- A run of records:
┄┄┄┄┄┄┄┄┄┄
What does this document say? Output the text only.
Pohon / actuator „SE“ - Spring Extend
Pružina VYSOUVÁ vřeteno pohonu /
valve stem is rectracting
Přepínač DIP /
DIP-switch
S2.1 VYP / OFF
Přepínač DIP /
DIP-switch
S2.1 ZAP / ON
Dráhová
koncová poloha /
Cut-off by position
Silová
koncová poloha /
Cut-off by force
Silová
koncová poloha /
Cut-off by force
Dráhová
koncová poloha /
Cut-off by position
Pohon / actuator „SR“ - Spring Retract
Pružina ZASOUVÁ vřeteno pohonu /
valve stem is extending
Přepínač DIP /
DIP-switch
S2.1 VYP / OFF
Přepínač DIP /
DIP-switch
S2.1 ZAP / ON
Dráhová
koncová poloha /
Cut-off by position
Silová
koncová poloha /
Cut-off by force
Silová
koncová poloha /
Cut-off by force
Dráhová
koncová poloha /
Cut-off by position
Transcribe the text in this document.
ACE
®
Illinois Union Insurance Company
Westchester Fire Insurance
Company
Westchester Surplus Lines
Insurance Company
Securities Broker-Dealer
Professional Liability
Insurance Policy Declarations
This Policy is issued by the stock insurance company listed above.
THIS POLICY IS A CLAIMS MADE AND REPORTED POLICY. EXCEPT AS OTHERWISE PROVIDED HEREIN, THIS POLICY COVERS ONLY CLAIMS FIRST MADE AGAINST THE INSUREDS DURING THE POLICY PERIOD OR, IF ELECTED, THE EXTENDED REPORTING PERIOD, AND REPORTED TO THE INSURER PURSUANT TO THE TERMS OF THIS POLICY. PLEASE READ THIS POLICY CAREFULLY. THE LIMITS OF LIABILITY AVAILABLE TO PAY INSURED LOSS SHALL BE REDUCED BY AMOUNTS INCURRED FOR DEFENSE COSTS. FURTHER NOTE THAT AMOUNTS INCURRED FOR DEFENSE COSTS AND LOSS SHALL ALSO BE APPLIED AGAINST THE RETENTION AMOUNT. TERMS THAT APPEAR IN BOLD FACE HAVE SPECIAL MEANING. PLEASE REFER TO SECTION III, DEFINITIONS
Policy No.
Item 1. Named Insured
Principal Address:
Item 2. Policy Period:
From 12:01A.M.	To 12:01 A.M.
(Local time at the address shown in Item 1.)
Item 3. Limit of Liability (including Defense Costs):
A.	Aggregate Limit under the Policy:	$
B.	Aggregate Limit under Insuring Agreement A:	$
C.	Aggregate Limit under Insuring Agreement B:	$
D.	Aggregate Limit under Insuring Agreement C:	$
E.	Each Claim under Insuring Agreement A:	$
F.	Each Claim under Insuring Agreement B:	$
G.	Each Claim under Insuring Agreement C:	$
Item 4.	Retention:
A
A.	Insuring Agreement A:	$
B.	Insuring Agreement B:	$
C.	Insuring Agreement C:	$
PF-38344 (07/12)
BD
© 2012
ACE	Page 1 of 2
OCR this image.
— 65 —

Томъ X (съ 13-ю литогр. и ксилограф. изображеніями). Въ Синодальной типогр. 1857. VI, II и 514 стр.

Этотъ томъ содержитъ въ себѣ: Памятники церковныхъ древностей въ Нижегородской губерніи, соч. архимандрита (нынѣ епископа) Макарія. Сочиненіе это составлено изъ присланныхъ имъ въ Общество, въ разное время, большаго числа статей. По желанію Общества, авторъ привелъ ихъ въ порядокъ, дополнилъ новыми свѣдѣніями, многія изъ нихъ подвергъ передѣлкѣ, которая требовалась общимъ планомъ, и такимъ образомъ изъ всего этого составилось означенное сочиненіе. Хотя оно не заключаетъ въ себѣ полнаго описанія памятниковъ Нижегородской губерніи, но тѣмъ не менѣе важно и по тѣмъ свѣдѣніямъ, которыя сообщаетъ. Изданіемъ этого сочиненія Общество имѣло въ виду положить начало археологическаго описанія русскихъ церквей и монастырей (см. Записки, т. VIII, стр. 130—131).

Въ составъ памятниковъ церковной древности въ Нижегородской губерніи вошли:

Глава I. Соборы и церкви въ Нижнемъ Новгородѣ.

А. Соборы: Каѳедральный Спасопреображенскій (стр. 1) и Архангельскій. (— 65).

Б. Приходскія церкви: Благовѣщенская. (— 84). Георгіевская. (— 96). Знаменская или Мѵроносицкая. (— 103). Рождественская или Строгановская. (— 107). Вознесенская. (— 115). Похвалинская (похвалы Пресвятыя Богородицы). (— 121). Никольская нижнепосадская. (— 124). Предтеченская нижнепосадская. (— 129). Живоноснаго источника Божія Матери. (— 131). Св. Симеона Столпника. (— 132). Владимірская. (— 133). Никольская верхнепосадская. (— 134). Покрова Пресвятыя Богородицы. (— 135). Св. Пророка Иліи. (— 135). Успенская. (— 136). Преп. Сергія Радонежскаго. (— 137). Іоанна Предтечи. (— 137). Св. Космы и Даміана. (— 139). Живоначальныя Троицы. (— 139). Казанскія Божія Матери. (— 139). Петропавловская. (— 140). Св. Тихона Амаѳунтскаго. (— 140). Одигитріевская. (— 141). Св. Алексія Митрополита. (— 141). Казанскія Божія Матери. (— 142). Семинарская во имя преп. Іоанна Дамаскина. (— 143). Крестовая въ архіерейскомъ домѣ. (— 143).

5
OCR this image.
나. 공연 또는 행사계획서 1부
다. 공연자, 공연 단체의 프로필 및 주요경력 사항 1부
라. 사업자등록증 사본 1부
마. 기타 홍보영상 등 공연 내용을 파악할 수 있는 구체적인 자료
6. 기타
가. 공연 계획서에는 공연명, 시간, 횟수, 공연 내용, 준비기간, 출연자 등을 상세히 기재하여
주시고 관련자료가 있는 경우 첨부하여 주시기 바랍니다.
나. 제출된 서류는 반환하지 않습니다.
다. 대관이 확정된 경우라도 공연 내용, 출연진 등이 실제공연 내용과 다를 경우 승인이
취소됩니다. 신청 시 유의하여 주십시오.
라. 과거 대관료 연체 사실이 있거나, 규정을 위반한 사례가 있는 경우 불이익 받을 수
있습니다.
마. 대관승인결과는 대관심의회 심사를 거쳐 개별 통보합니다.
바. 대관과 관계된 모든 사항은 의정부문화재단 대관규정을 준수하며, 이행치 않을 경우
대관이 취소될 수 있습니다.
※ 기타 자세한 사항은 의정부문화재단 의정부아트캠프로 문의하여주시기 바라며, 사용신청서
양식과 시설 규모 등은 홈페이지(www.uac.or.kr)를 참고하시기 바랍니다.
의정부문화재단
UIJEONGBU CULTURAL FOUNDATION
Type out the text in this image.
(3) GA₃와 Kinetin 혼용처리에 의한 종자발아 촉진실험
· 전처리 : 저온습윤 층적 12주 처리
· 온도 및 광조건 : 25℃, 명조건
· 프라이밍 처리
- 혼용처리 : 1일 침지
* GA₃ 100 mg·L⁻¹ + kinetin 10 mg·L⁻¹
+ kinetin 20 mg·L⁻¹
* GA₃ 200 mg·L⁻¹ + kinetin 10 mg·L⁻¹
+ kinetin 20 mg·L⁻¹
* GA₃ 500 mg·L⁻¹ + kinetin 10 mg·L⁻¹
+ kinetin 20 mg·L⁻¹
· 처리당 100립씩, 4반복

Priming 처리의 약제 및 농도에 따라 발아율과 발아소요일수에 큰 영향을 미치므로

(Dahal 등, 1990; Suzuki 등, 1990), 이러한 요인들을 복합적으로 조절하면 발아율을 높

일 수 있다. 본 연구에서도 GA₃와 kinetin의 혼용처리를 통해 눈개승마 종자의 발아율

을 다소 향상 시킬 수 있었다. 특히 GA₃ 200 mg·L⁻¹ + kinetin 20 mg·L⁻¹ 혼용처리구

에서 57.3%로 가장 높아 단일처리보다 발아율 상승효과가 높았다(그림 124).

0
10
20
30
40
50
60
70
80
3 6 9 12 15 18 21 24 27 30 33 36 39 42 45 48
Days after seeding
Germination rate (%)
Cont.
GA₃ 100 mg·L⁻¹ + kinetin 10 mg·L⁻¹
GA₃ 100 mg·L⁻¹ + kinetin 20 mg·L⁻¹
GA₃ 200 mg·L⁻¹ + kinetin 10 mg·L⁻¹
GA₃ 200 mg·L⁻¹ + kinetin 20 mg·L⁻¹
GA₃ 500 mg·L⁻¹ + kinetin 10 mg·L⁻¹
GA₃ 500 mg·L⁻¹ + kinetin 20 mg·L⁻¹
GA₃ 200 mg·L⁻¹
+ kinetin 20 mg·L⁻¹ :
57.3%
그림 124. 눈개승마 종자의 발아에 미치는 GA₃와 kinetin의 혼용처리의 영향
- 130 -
┄┄┄┄┄┄┄┄┄┄
- What you are asked to do: Lines that hold the word "Spring" are the ones to return, every one of them.

- Answer below:
Pohon / actuator „SE“ - Spring Extend
Pohon / actuator „SR“ - Spring Retract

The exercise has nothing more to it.